- _The problem_:
Search the material for the word "here" and copy each line that holds it.

- _Data section_:
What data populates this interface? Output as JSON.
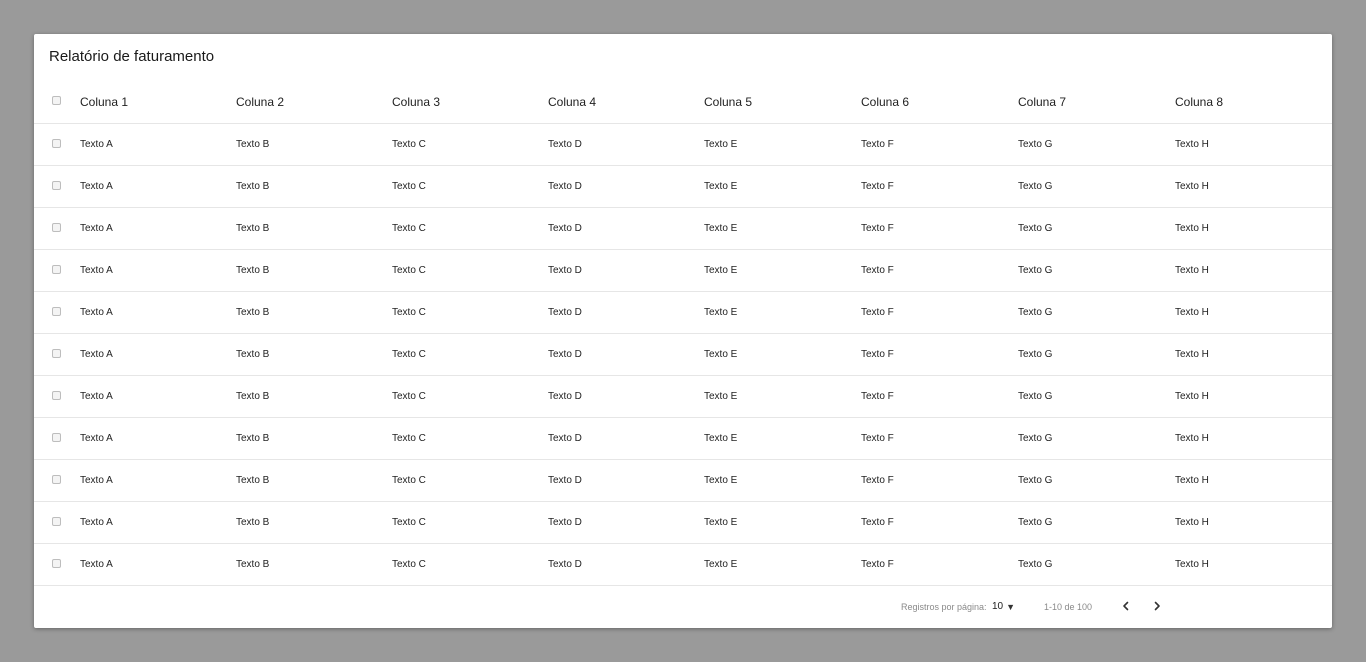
{
  "card": {
    "title": "Relatório de faturamento"
  },
  "table": {
    "columns": [
      "Coluna 1",
      "Coluna 2",
      "Coluna 3",
      "Coluna 4",
      "Coluna 5",
      "Coluna 6",
      "Coluna 7",
      "Coluna 8"
    ],
    "rows": [
      [
        "Texto A",
        "Texto B",
        "Texto C",
        "Texto D",
        "Texto E",
        "Texto F",
        "Texto G",
        "Texto H"
      ],
      [
        "Texto A",
        "Texto B",
        "Texto C",
        "Texto D",
        "Texto E",
        "Texto F",
        "Texto G",
        "Texto H"
      ],
      [
        "Texto A",
        "Texto B",
        "Texto C",
        "Texto D",
        "Texto E",
        "Texto F",
        "Texto G",
        "Texto H"
      ],
      [
        "Texto A",
        "Texto B",
        "Texto C",
        "Texto D",
        "Texto E",
        "Texto F",
        "Texto G",
        "Texto H"
      ],
      [
        "Texto A",
        "Texto B",
        "Texto C",
        "Texto D",
        "Texto E",
        "Texto F",
        "Texto G",
        "Texto H"
      ],
      [
        "Texto A",
        "Texto B",
        "Texto C",
        "Texto D",
        "Texto E",
        "Texto F",
        "Texto G",
        "Texto H"
      ],
      [
        "Texto A",
        "Texto B",
        "Texto C",
        "Texto D",
        "Texto E",
        "Texto F",
        "Texto G",
        "Texto H"
      ],
      [
        "Texto A",
        "Texto B",
        "Texto C",
        "Texto D",
        "Texto E",
        "Texto F",
        "Texto G",
        "Texto H"
      ],
      [
        "Texto A",
        "Texto B",
        "Texto C",
        "Texto D",
        "Texto E",
        "Texto F",
        "Texto G",
        "Texto H"
      ],
      [
        "Texto A",
        "Texto B",
        "Texto C",
        "Texto D",
        "Texto E",
        "Texto F",
        "Texto G",
        "Texto H"
      ],
      [
        "Texto A",
        "Texto B",
        "Texto C",
        "Texto D",
        "Texto E",
        "Texto F",
        "Texto G",
        "Texto H"
      ]
    ]
  },
  "pagination": {
    "rows_per_page_label": "Registros por página:",
    "rows_per_page_value": "10",
    "range_label": "1-10 de 100",
    "prev_icon": "chevron-left-icon",
    "next_icon": "chevron-right-icon"
  },
  "colors": {
    "backdrop": "#9a9a9a",
    "card": "#ffffff",
    "divider": "#e6e6e6",
    "muted_text": "#8a8a8a"
  }
}
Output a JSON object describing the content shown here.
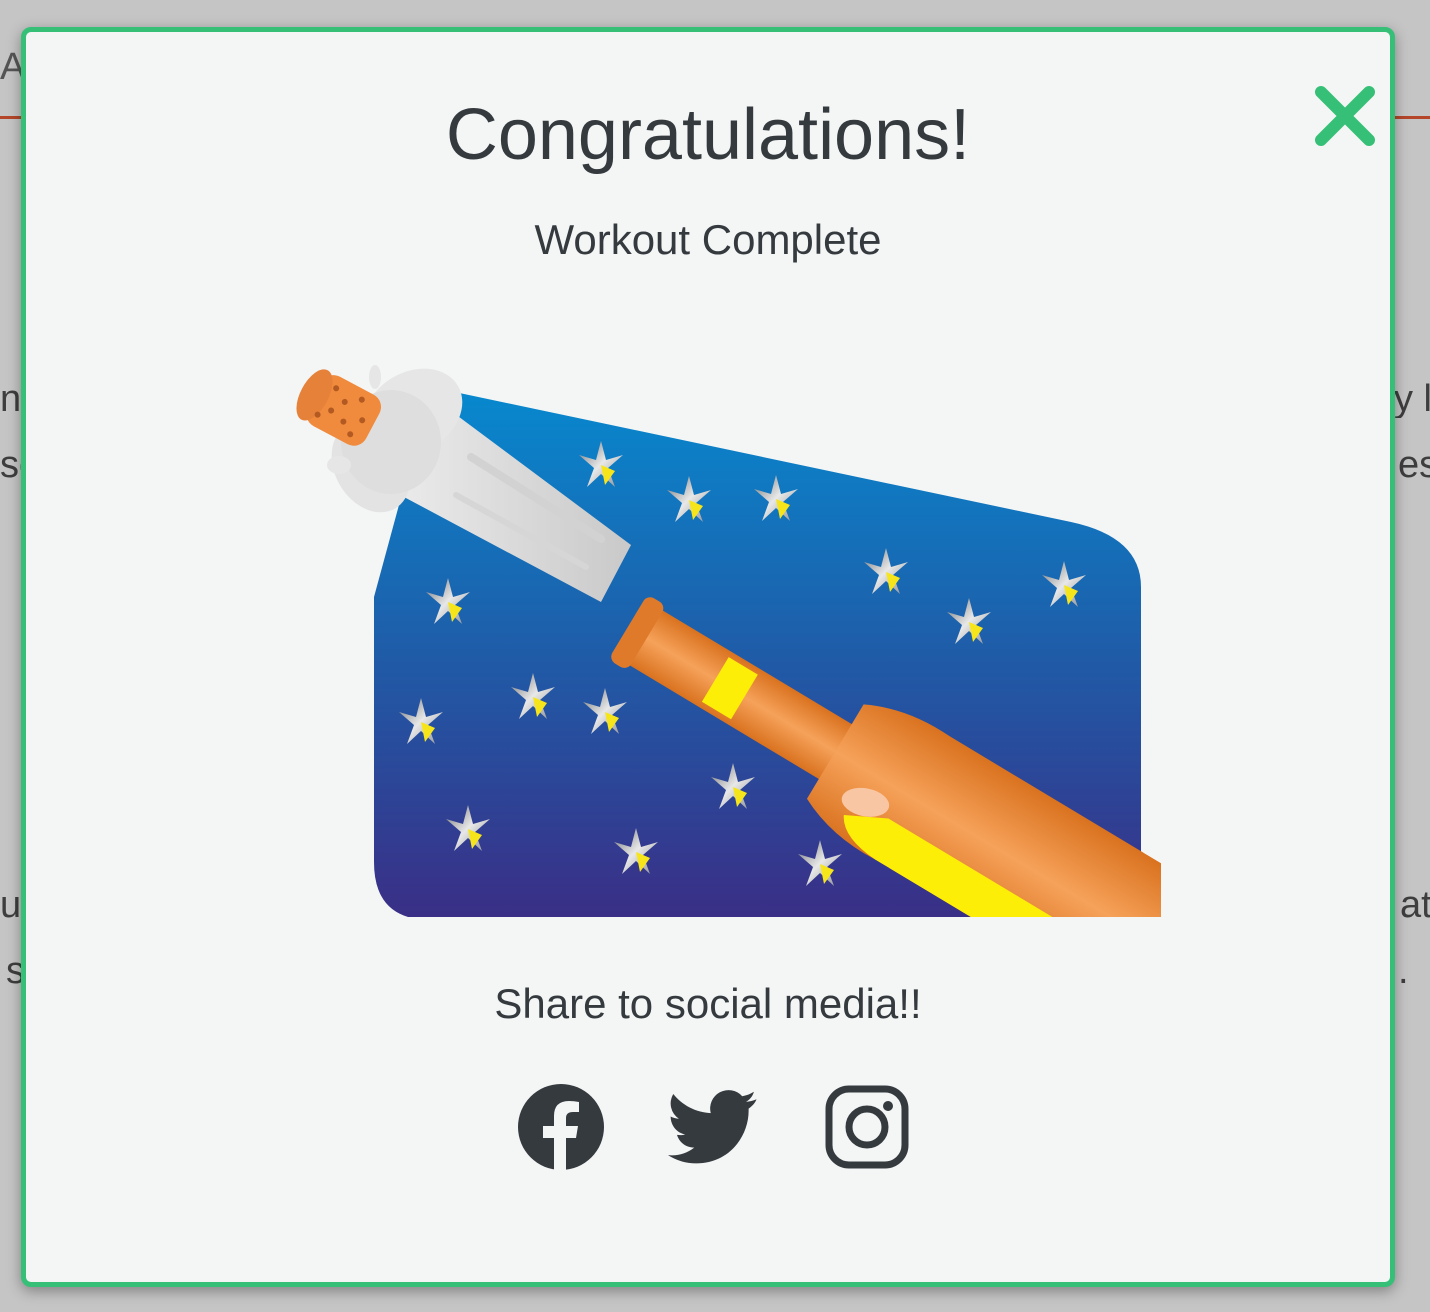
{
  "modal": {
    "title": "Congratulations!",
    "subtitle": "Workout Complete",
    "share_text": "Share to social media!!",
    "icons": {
      "close": "close-x-icon",
      "facebook": "facebook-icon",
      "twitter": "twitter-icon",
      "instagram": "instagram-icon",
      "illustration": "champagne-bottle-illustration"
    }
  },
  "colors": {
    "accent_green": "#36c077",
    "text_dark": "#353a3f",
    "modal_bg": "#f4f5f5",
    "page_bg": "#c5c5c5"
  },
  "background_fragments": {
    "f1": "Ac",
    "f2": "n",
    "f3": "se",
    "f4": "u",
    "f5": "s",
    "f6": "y l",
    "f7": "es",
    "f8": "at",
    "f9": "."
  }
}
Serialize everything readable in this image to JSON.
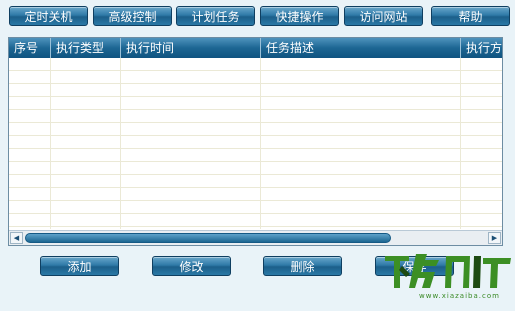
{
  "toolbar": {
    "buttons": [
      "定时关机",
      "高级控制",
      "计划任务",
      "快捷操作",
      "访问网站",
      "帮助"
    ]
  },
  "table": {
    "columns": [
      "序号",
      "执行类型",
      "执行时间",
      "任务描述",
      "执行方"
    ],
    "rows": []
  },
  "actions": {
    "add": "添加",
    "edit": "修改",
    "delete": "删除",
    "save": "保存"
  },
  "watermark": {
    "logo_text": "下载吧",
    "url": "www.xiazaiba.com",
    "colors": {
      "green": "#3c8f24",
      "dark": "#1d4b12"
    }
  },
  "colors": {
    "background": "#e9f3f8",
    "button_top": "#6aa8cb",
    "button_bottom": "#1c5f8a",
    "header": "#1d6693",
    "grid_line": "#ebe9d6"
  }
}
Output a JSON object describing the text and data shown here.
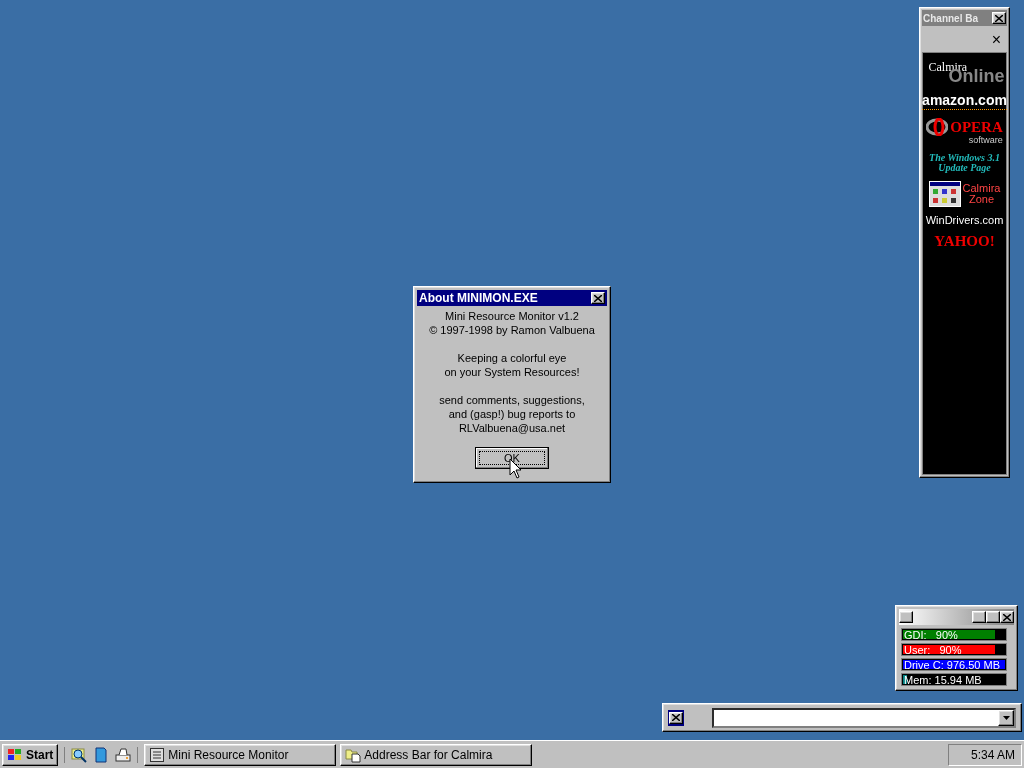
{
  "about_dialog": {
    "title": "About MINIMON.EXE",
    "paragraphs": [
      [
        "Mini Resource Monitor v1.2",
        "© 1997-1998 by Ramon Valbuena"
      ],
      [
        "Keeping a colorful eye",
        "on your System Resources!"
      ],
      [
        "send comments, suggestions,",
        "and (gasp!) bug reports to",
        "RLValbuena@usa.net"
      ]
    ],
    "button": "OK"
  },
  "channel_bar": {
    "title": "Channel Ba",
    "close": "×",
    "channels": [
      {
        "kind": "calmira-online",
        "lines": [
          "Calmira",
          "Online"
        ]
      },
      {
        "kind": "amazon",
        "lines": [
          "amazon.com"
        ]
      },
      {
        "kind": "opera",
        "lines": [
          "OPERA",
          "software"
        ]
      },
      {
        "kind": "win31",
        "lines": [
          "The Windows 3.1",
          "Update Page"
        ]
      },
      {
        "kind": "calmira-zone",
        "lines": [
          "Calmira",
          "Zone"
        ]
      },
      {
        "kind": "windrivers",
        "lines": [
          "WinDrivers.com"
        ]
      },
      {
        "kind": "yahoo",
        "lines": [
          "YAHOO!"
        ]
      }
    ]
  },
  "resource_monitor": {
    "meters": [
      {
        "label": "GDI:   90%",
        "level": 0.9,
        "color": "#008000"
      },
      {
        "label": "User:   90%",
        "level": 0.9,
        "color": "#ff0000"
      },
      {
        "label": "Drive C: 976.50 MB",
        "level": 1,
        "color": "#0000ff"
      },
      {
        "label": "Mem: 15.94 MB",
        "level": 0.04,
        "color": "#008080"
      }
    ]
  },
  "taskbar": {
    "start": "Start",
    "tasks": [
      {
        "label": "Mini Resource Monitor",
        "selected": false
      },
      {
        "label": "Address Bar for Calmira",
        "selected": false
      }
    ],
    "clock": "5:34 AM"
  }
}
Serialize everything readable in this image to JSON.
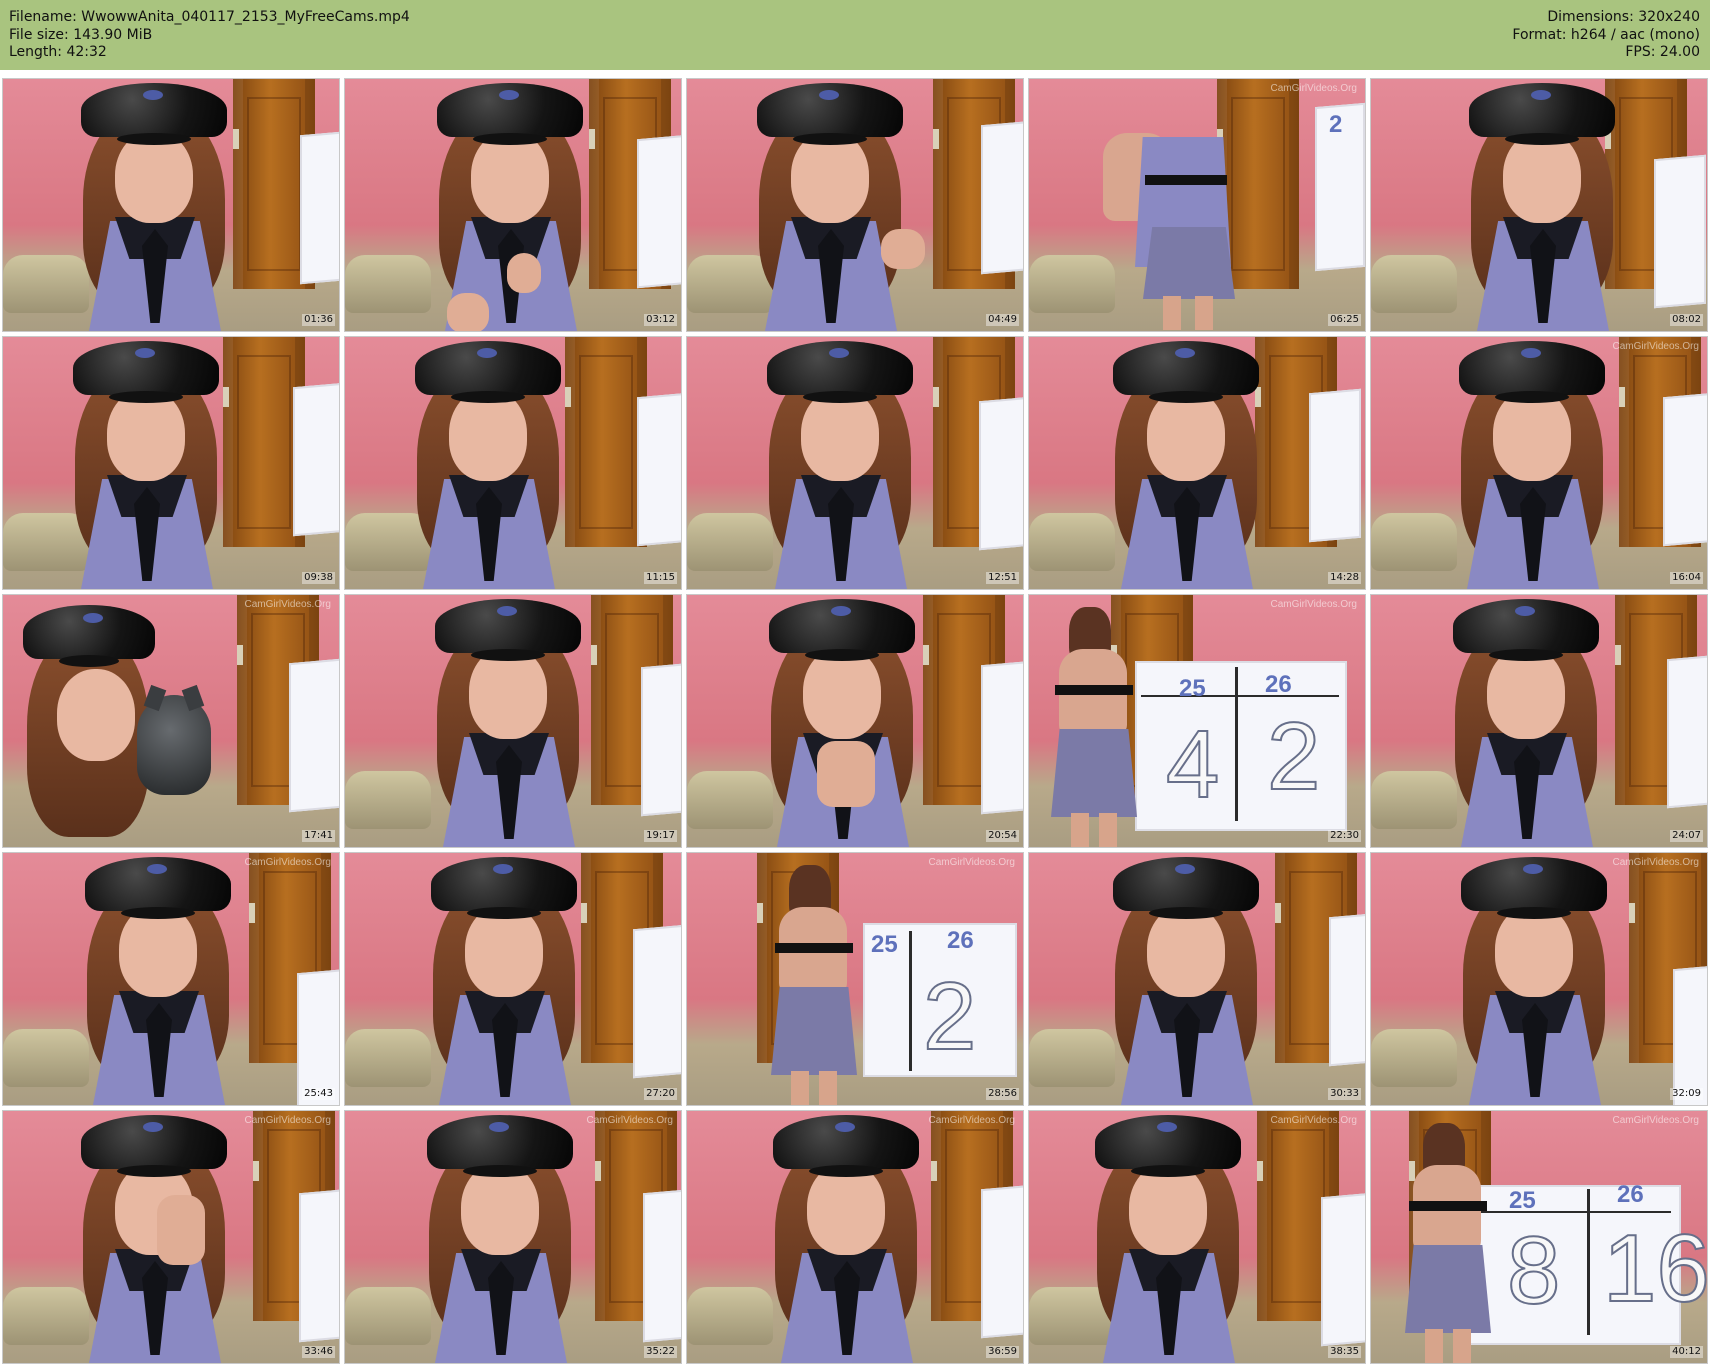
{
  "header": {
    "left": [
      "Filename: WwowwAnita_040117_2153_MyFreeCams.mp4",
      "File size: 143.90 MiB",
      "Length: 42:32"
    ],
    "right": [
      "Dimensions: 320x240",
      "Format: h264 / aac (mono)",
      "FPS: 24.00"
    ]
  },
  "thumbs": [
    {
      "time": "01:36"
    },
    {
      "time": "03:12"
    },
    {
      "time": "04:49"
    },
    {
      "time": "06:25",
      "watermark": "CamGirlVideos.Org",
      "board_text": "2"
    },
    {
      "time": "08:02"
    },
    {
      "time": "09:38"
    },
    {
      "time": "11:15"
    },
    {
      "time": "12:51"
    },
    {
      "time": "14:28"
    },
    {
      "time": "16:04",
      "watermark": "CamGirlVideos.Org"
    },
    {
      "time": "17:41",
      "watermark": "CamGirlVideos.Org"
    },
    {
      "time": "19:17"
    },
    {
      "time": "20:54"
    },
    {
      "time": "22:30",
      "watermark": "CamGirlVideos.Org",
      "left_number": "25",
      "right_number": "26",
      "left_big": "4",
      "right_big": "2"
    },
    {
      "time": "24:07"
    },
    {
      "time": "25:43",
      "watermark": "CamGirlVideos.Org"
    },
    {
      "time": "27:20"
    },
    {
      "time": "28:56",
      "watermark": "CamGirlVideos.Org",
      "left_number": "25",
      "right_number": "26",
      "right_big": "2"
    },
    {
      "time": "30:33"
    },
    {
      "time": "32:09",
      "watermark": "CamGirlVideos.Org"
    },
    {
      "time": "33:46",
      "watermark": "CamGirlVideos.Org"
    },
    {
      "time": "35:22",
      "watermark": "CamGirlVideos.Org"
    },
    {
      "time": "36:59",
      "watermark": "CamGirlVideos.Org"
    },
    {
      "time": "38:35",
      "watermark": "CamGirlVideos.Org"
    },
    {
      "time": "40:12",
      "watermark": "CamGirlVideos.Org",
      "left_number": "25",
      "right_number": "26",
      "left_big": "8",
      "right_big": "16"
    }
  ]
}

- _Task solution_:
Output a JSON object describing the content shown here.
Output a JSON object describing the text and data shown here.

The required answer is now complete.